SHORT TASK:
All the entries need to be quoted exactly, apart from the pictures, which you should drop.

MATERIAL PROVIDED:
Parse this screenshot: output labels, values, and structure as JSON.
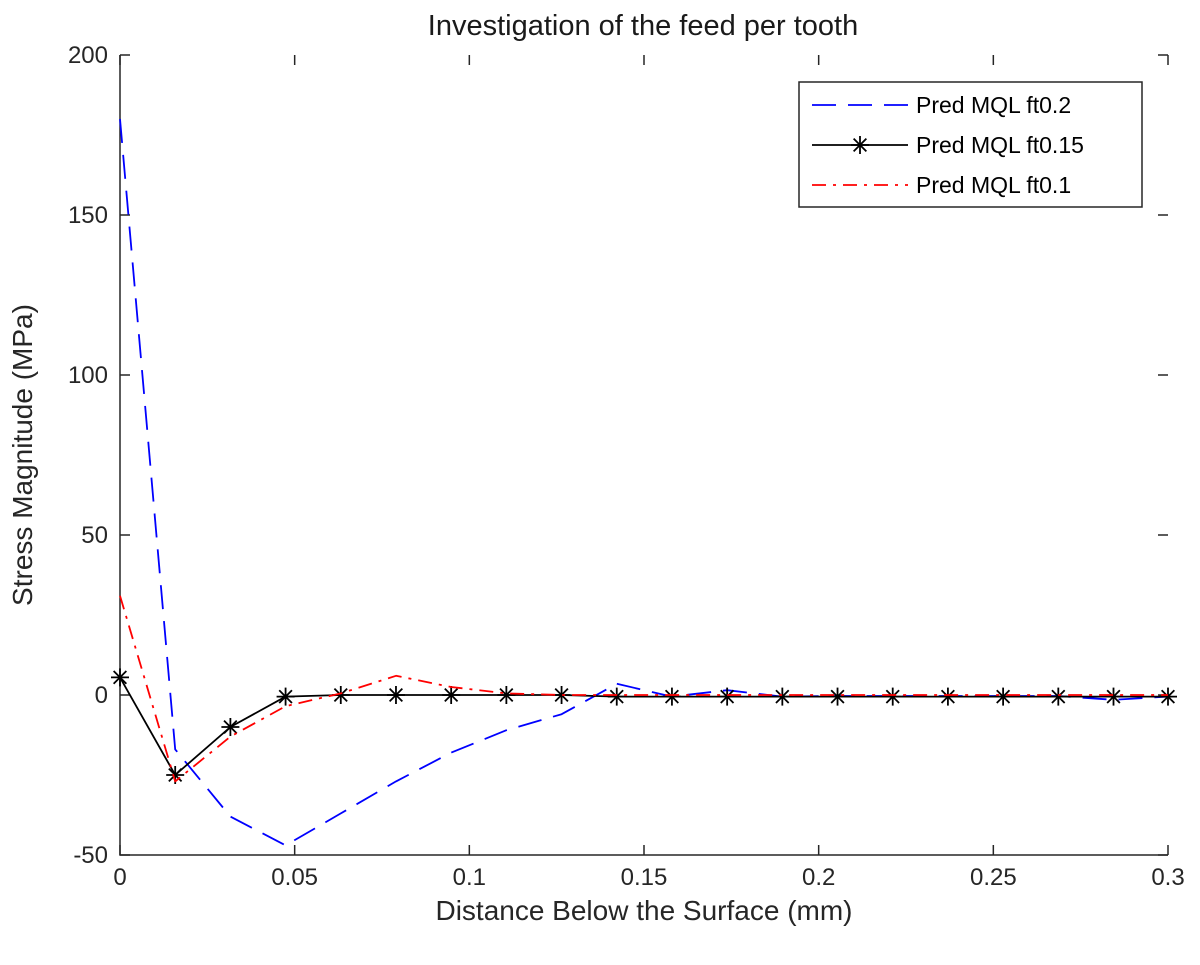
{
  "chart_data": {
    "type": "line",
    "title": "Investigation of the feed per tooth",
    "xlabel": "Distance Below the Surface (mm)",
    "ylabel": "Stress Magnitude (MPa)",
    "xlim": [
      0,
      0.3
    ],
    "ylim": [
      -50,
      200
    ],
    "xticks": [
      0,
      0.05,
      0.1,
      0.15,
      0.2,
      0.25,
      0.3
    ],
    "xtick_labels": [
      "0",
      "0.05",
      "0.1",
      "0.15",
      "0.2",
      "0.25",
      "0.3"
    ],
    "yticks": [
      -50,
      0,
      50,
      100,
      150,
      200
    ],
    "ytick_labels": [
      "-50",
      "0",
      "50",
      "100",
      "150",
      "200"
    ],
    "grid": false,
    "legend_position": "top-right",
    "series": [
      {
        "name": "Pred MQL ft0.2",
        "color": "#0000ff",
        "line_style": "dashed",
        "marker": "none",
        "x": [
          0,
          0.0158,
          0.0316,
          0.0474,
          0.0632,
          0.079,
          0.0948,
          0.1106,
          0.1264,
          0.1422,
          0.158,
          0.1738,
          0.1896,
          0.2054,
          0.2212,
          0.237,
          0.2528,
          0.2686,
          0.2844,
          0.3
        ],
        "y": [
          180,
          -17,
          -38,
          -47,
          -37,
          -27,
          -18,
          -11,
          -6,
          3.5,
          -0.5,
          1.5,
          -0.5,
          -0.3,
          -0.3,
          -0.3,
          -0.3,
          -0.3,
          -1.5,
          -0.5
        ]
      },
      {
        "name": "Pred MQL ft0.15",
        "color": "#000000",
        "line_style": "solid",
        "marker": "asterisk",
        "x": [
          0,
          0.0158,
          0.0316,
          0.0474,
          0.0632,
          0.079,
          0.0948,
          0.1106,
          0.1264,
          0.1422,
          0.158,
          0.1738,
          0.1896,
          0.2054,
          0.2212,
          0.237,
          0.2528,
          0.2686,
          0.2844,
          0.3
        ],
        "y": [
          5.5,
          -25,
          -10,
          -0.5,
          0,
          0,
          0,
          0,
          0,
          -0.5,
          -0.5,
          -0.5,
          -0.5,
          -0.5,
          -0.5,
          -0.5,
          -0.5,
          -0.5,
          -0.5,
          -0.5
        ]
      },
      {
        "name": "Pred MQL ft0.1",
        "color": "#ff0000",
        "line_style": "dashdot",
        "marker": "none",
        "x": [
          0,
          0.0158,
          0.0316,
          0.0474,
          0.0632,
          0.079,
          0.0948,
          0.1106,
          0.1264,
          0.1422,
          0.158,
          0.1738,
          0.1896,
          0.2054,
          0.2212,
          0.237,
          0.2528,
          0.2686,
          0.2844,
          0.3
        ],
        "y": [
          31,
          -27,
          -13,
          -3.5,
          0.5,
          6,
          2.5,
          0.5,
          0,
          0,
          0,
          0,
          0,
          0,
          0,
          0,
          0,
          0,
          0,
          0
        ]
      }
    ]
  }
}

COMPLETE ANSWER:
Parse this screenshot: output labels, values, and structure as JSON.
{
  "chart_data": {
    "type": "line",
    "title": "Investigation of the feed per tooth",
    "xlabel": "Distance Below the Surface (mm)",
    "ylabel": "Stress Magnitude (MPa)",
    "xlim": [
      0,
      0.3
    ],
    "ylim": [
      -50,
      200
    ],
    "xticks": [
      0,
      0.05,
      0.1,
      0.15,
      0.2,
      0.25,
      0.3
    ],
    "xtick_labels": [
      "0",
      "0.05",
      "0.1",
      "0.15",
      "0.2",
      "0.25",
      "0.3"
    ],
    "yticks": [
      -50,
      0,
      50,
      100,
      150,
      200
    ],
    "ytick_labels": [
      "-50",
      "0",
      "50",
      "100",
      "150",
      "200"
    ],
    "grid": false,
    "legend_position": "top-right",
    "series": [
      {
        "name": "Pred MQL ft0.2",
        "color": "#0000ff",
        "line_style": "dashed",
        "marker": "none",
        "x": [
          0,
          0.0158,
          0.0316,
          0.0474,
          0.0632,
          0.079,
          0.0948,
          0.1106,
          0.1264,
          0.1422,
          0.158,
          0.1738,
          0.1896,
          0.2054,
          0.2212,
          0.237,
          0.2528,
          0.2686,
          0.2844,
          0.3
        ],
        "y": [
          180,
          -17,
          -38,
          -47,
          -37,
          -27,
          -18,
          -11,
          -6,
          3.5,
          -0.5,
          1.5,
          -0.5,
          -0.3,
          -0.3,
          -0.3,
          -0.3,
          -0.3,
          -1.5,
          -0.5
        ]
      },
      {
        "name": "Pred MQL ft0.15",
        "color": "#000000",
        "line_style": "solid",
        "marker": "asterisk",
        "x": [
          0,
          0.0158,
          0.0316,
          0.0474,
          0.0632,
          0.079,
          0.0948,
          0.1106,
          0.1264,
          0.1422,
          0.158,
          0.1738,
          0.1896,
          0.2054,
          0.2212,
          0.237,
          0.2528,
          0.2686,
          0.2844,
          0.3
        ],
        "y": [
          5.5,
          -25,
          -10,
          -0.5,
          0,
          0,
          0,
          0,
          0,
          -0.5,
          -0.5,
          -0.5,
          -0.5,
          -0.5,
          -0.5,
          -0.5,
          -0.5,
          -0.5,
          -0.5,
          -0.5
        ]
      },
      {
        "name": "Pred MQL ft0.1",
        "color": "#ff0000",
        "line_style": "dashdot",
        "marker": "none",
        "x": [
          0,
          0.0158,
          0.0316,
          0.0474,
          0.0632,
          0.079,
          0.0948,
          0.1106,
          0.1264,
          0.1422,
          0.158,
          0.1738,
          0.1896,
          0.2054,
          0.2212,
          0.237,
          0.2528,
          0.2686,
          0.2844,
          0.3
        ],
        "y": [
          31,
          -27,
          -13,
          -3.5,
          0.5,
          6,
          2.5,
          0.5,
          0,
          0,
          0,
          0,
          0,
          0,
          0,
          0,
          0,
          0,
          0,
          0
        ]
      }
    ]
  }
}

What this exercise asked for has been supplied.